Problem description: In the data that follows, determine how many lines contain the word "edge", and give only that number.

Dataset items:
++++
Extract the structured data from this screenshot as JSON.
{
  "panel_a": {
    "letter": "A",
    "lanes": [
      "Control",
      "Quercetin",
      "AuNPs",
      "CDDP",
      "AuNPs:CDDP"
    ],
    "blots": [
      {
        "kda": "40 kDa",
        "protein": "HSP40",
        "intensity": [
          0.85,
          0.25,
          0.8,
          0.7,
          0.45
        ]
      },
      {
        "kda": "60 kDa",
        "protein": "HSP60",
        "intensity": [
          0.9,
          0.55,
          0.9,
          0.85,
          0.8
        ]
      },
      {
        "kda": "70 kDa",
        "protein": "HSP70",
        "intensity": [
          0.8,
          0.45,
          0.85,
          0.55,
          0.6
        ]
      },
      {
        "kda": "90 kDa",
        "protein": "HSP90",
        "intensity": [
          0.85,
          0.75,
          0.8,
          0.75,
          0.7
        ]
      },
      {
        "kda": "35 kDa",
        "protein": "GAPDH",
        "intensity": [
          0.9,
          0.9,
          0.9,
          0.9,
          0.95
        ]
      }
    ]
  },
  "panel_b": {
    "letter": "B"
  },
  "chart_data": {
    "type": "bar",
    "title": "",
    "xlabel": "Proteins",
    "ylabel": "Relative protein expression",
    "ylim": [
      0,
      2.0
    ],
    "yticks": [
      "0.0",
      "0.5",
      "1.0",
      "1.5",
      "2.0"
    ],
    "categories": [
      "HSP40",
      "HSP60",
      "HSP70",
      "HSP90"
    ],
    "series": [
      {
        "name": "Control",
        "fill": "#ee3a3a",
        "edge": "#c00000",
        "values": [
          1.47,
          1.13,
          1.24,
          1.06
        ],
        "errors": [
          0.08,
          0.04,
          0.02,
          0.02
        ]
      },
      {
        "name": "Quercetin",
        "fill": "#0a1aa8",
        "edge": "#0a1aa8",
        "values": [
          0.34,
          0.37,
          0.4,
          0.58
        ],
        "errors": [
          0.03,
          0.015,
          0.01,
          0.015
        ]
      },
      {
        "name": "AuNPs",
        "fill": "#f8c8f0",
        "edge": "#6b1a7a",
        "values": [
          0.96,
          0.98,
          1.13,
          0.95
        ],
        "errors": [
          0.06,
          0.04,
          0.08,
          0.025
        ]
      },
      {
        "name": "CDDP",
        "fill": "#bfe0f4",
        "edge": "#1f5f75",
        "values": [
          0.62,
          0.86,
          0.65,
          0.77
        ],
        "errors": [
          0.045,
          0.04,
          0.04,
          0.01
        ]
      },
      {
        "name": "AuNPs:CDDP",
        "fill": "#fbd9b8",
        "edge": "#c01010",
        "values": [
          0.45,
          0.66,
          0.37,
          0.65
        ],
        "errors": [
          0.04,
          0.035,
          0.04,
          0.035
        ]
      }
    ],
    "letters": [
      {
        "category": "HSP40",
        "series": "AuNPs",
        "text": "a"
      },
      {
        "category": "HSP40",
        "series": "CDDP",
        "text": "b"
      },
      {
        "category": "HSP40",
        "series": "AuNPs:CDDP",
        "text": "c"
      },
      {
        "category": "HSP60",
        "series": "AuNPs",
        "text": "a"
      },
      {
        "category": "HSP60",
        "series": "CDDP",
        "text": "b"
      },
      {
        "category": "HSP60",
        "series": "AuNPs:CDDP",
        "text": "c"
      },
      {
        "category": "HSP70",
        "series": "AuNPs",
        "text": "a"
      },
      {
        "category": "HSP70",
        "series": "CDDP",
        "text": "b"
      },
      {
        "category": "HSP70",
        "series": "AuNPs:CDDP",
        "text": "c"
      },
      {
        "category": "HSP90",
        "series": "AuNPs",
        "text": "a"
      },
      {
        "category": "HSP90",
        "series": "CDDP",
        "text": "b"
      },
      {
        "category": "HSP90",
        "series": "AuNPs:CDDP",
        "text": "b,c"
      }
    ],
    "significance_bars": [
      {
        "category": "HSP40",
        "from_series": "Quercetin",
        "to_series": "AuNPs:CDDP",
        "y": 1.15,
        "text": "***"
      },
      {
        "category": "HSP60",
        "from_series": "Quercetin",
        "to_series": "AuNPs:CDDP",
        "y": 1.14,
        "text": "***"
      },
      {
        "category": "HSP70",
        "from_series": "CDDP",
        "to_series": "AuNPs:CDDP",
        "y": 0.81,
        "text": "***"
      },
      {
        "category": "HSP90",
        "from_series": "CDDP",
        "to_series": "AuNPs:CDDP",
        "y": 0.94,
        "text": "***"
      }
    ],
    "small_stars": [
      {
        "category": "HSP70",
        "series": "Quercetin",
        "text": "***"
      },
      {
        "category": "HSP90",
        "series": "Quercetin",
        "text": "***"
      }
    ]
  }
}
++++
Exercise solution: 5